**** TEXT BLOCK

The Wishing Hill can be purchased at Barnes & Noble and links below:
http://tinyurl.com/mnwlou8 and authorhollyrobinson.com/:
Feeling Creatively Blocked? Turn Off the Noise in Your Head!
by Holly Robinson
by Holly Robinson
We all have mornings like the one I had today: making
breakfast, using the cattle prod to get kids off to school, kitchen cleanup,
laundry, email, texting, phone call to the car mechanic, phone call to the
insurance company—and all BEFORE we go to work. Is it any wonder we have
trouble turning off the noise in our heads long enough to feel creative?
Thanks to our handy phones, which can do everything but
drive our cars, it’s getting harder to hear our own thoughts, and becoming
nearly impossible for us to feel creative. If we’re not keeping up with our
virtual lives as well as our actual physical ones, we feel like failures. Yet, the
more we scramble to keep up, the worse that ugly static sounds in our minds,
obscuring our thoughts and making it impossible to tap deep enough into our
souls to produce new work.

********
**** PROVIDED INFORMATION

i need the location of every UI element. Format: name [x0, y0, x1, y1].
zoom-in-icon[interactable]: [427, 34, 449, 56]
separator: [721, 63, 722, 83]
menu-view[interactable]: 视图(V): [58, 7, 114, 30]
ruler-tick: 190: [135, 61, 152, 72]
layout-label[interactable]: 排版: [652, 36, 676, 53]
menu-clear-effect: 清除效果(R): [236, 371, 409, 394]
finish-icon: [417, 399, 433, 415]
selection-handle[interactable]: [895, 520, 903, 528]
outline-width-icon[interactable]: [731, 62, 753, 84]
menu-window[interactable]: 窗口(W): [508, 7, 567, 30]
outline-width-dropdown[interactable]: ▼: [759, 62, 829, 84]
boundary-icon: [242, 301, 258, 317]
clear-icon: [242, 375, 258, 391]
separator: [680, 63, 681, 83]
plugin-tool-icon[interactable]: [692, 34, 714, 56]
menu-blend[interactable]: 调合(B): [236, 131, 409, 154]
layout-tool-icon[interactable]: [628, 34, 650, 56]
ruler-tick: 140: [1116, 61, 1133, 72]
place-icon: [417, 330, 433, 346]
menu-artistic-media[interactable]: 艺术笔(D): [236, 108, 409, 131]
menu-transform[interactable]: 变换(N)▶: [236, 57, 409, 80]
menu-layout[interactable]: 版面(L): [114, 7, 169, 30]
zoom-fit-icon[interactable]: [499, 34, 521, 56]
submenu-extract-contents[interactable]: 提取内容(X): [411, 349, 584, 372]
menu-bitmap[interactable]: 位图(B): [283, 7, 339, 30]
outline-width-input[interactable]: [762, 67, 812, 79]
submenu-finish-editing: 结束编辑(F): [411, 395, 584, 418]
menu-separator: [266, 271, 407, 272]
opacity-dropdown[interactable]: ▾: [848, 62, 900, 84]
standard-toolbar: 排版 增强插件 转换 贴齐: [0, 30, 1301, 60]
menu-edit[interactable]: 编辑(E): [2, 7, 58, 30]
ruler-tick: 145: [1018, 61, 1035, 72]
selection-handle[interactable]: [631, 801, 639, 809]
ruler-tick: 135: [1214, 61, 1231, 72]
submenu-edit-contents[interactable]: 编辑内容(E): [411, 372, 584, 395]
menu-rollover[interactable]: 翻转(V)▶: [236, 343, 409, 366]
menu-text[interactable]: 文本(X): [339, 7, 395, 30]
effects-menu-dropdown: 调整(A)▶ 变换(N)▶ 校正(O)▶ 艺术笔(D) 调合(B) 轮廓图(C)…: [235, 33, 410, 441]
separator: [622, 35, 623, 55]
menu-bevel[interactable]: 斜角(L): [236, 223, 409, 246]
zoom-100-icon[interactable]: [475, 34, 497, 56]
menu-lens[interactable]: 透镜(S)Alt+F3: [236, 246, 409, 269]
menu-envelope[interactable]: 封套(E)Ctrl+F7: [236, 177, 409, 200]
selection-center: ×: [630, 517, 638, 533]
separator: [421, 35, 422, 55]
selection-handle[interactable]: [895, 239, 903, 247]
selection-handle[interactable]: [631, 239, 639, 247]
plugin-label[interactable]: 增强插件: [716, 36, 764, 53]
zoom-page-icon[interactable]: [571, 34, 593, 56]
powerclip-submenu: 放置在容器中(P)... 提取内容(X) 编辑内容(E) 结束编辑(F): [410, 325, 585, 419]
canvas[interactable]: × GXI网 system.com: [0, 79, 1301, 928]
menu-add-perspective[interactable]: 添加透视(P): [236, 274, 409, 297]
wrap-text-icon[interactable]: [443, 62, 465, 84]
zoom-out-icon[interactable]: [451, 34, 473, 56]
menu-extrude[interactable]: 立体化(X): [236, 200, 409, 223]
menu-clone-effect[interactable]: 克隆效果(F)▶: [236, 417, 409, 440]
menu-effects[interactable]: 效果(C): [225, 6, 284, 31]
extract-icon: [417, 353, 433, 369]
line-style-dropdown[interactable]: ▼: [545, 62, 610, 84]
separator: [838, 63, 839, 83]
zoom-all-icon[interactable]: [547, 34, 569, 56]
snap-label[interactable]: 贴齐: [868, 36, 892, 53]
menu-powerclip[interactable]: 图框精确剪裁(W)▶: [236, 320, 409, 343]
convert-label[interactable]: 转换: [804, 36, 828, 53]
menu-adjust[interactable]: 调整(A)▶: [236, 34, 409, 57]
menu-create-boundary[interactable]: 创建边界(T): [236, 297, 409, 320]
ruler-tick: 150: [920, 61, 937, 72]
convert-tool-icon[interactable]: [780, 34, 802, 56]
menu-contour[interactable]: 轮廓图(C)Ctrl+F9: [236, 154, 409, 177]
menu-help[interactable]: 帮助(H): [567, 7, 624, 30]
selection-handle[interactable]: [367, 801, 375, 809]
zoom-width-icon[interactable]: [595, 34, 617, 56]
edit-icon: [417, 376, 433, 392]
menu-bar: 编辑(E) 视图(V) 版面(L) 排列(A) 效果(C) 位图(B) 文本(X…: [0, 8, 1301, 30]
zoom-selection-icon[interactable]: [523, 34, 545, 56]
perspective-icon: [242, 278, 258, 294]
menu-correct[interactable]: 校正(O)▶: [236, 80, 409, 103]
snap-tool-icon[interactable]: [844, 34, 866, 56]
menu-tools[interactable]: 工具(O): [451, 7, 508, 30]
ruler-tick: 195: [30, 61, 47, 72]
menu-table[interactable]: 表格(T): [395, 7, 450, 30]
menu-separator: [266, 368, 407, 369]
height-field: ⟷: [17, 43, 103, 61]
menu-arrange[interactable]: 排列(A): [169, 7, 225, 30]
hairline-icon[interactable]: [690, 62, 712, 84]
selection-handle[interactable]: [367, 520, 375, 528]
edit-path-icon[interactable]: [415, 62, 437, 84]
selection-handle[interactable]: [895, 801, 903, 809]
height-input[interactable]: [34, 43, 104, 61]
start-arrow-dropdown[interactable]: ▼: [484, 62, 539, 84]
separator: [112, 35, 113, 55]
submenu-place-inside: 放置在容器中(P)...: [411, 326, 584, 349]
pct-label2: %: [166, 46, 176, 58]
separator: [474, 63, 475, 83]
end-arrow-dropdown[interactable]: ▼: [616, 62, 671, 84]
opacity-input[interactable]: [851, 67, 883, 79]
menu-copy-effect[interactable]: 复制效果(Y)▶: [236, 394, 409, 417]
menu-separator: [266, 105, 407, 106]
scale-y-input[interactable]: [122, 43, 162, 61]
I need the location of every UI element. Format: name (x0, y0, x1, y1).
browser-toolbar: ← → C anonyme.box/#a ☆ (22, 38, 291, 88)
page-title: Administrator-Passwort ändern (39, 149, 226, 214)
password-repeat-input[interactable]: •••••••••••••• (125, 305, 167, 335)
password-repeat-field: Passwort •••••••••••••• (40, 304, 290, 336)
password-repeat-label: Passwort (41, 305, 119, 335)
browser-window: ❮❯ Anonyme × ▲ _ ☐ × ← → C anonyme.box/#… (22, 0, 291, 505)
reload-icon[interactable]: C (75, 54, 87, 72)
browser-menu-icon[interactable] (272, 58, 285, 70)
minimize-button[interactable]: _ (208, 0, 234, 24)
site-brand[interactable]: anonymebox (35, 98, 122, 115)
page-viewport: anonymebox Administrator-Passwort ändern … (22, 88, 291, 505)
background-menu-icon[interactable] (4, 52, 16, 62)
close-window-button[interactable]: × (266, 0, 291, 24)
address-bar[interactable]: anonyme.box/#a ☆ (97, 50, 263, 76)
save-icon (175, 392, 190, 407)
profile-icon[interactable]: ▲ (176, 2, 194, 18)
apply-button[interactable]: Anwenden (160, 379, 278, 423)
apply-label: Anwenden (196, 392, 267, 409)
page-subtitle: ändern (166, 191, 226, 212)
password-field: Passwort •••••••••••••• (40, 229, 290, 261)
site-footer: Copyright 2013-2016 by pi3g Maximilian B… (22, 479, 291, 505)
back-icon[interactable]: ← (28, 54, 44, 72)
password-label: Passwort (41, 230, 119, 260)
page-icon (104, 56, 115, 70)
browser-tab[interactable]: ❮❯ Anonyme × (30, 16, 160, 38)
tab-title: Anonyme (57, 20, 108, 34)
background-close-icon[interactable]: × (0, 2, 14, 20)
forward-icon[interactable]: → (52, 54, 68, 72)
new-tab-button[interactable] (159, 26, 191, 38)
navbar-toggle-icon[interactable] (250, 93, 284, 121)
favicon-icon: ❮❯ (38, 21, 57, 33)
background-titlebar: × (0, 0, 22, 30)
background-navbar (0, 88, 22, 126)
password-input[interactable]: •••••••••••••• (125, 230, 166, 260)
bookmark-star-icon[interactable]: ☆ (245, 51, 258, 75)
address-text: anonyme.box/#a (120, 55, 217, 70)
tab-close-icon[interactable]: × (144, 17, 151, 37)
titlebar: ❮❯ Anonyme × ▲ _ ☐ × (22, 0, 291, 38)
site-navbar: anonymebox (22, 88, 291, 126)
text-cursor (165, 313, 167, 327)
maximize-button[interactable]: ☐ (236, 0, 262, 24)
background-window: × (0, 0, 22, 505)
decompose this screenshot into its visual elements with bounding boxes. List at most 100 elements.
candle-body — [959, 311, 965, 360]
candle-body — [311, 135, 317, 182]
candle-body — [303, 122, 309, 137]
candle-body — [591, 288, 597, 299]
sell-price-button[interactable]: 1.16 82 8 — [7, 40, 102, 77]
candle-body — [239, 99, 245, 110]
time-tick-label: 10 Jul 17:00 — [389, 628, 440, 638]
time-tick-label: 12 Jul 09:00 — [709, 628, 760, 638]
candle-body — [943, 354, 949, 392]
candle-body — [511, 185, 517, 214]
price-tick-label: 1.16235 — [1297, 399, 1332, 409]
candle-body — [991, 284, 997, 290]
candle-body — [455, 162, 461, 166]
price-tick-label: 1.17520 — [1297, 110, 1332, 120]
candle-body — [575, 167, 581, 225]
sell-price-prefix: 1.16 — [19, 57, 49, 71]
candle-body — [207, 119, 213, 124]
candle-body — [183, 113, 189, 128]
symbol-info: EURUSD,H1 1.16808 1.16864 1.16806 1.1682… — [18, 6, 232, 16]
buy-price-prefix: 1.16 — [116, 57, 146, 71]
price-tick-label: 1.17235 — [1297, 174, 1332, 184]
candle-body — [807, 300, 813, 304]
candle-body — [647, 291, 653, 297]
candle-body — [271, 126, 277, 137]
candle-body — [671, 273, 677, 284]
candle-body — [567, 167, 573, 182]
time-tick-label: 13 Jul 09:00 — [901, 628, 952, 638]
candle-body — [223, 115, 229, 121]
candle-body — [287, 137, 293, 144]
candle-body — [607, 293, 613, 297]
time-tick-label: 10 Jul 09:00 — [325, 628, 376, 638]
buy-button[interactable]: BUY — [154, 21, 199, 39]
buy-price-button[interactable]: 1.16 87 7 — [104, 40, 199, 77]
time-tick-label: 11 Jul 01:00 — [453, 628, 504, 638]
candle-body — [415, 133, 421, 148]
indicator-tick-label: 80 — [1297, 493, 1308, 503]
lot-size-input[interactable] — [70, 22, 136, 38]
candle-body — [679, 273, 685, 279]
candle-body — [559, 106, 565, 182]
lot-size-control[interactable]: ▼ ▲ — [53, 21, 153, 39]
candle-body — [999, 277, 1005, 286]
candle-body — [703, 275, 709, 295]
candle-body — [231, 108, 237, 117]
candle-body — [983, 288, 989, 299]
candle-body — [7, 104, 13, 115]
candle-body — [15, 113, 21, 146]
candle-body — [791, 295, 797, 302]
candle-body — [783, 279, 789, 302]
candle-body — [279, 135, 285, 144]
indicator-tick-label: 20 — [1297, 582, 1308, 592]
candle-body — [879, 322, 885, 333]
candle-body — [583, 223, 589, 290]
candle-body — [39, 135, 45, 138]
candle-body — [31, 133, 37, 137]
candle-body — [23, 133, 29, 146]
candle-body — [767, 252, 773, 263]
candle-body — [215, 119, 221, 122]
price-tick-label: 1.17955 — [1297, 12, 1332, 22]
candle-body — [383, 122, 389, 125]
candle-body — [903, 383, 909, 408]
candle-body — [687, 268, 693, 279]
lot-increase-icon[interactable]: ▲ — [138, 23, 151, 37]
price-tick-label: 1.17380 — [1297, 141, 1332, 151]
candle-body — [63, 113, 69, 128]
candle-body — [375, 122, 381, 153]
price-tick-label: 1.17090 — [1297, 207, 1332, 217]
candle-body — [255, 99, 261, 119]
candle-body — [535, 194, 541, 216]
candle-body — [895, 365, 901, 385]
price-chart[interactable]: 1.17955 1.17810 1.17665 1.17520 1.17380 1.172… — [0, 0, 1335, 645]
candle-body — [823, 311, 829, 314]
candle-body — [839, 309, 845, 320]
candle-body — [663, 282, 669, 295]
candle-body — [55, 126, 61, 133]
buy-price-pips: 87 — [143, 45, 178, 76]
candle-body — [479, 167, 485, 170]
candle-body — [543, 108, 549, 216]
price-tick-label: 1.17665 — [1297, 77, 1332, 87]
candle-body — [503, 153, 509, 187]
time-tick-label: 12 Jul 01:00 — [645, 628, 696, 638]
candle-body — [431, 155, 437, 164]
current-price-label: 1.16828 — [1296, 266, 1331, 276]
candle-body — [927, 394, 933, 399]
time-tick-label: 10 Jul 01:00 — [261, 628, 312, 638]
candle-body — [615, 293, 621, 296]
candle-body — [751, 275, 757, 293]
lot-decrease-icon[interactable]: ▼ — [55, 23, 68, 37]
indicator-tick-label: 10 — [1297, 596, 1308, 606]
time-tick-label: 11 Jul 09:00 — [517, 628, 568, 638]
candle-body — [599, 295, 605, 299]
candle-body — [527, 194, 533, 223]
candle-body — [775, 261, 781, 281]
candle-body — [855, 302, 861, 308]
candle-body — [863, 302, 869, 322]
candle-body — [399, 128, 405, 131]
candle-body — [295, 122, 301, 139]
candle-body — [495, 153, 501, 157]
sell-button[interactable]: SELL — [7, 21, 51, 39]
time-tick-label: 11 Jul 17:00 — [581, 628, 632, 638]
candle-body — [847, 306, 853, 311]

********

DIRECTION 1:
Revise the post on creative block from "The Wishing Hill" through "to feel creative?", inclusive, putting "ironing" in place of "laundry".
DIRECTION 2:
Go on with the post about feeling creatively blocked, starting right after its final sentence.

EXPECTED OUTPUT 1:
The Wishing Hill can be purchased at Barnes & Noble and links below:
http://tinyurl.com/mnwlou8 and authorhollyrobinson.com/:
Feeling Creatively Blocked? Turn Off the Noise in Your Head!
by Holly Robinson
by Holly Robinson
We all have mornings like the one I had today: making
breakfast, using the cattle prod to get kids off to school, kitchen cleanup,
ironing, email, texting, phone call to the car mechanic, phone call to the
insurance company—and all BEFORE we go to work. Is it any wonder we have
trouble turning off the noise in our heads long enough to feel creative?

EXPECTED OUTPUT 2:
Luckily, this past weekend I stumbled across an amazing
essay in the May/June 2013 issue of Poets and Writers magazine. That piece,
“The Calm Before the Calm: Silence and the Creative Writer” by Daphne Kalotay,
hit home for me because she wrote it while waiting for her new novel, Sight
Reading, to be published by HarperCollins. I’d been biting my nails prior to
the publication of The Wishing Hill by NAL/Penguin, valiantly seeking refuge
where I usually do: in writing something new.
But I was having a problem: I couldn’t concentrate. It
wasn’t just because of the usual writer’s crisis-in-confidence, but because
it’s the end of the school year and, as any working parent knows, June is a
nightmare of activities, events, final exams and graduation parties which all drop
you headlong into summer, where your free time is sliced, chopped and grated
tiny bits. I’m also supposed to be promoting my book.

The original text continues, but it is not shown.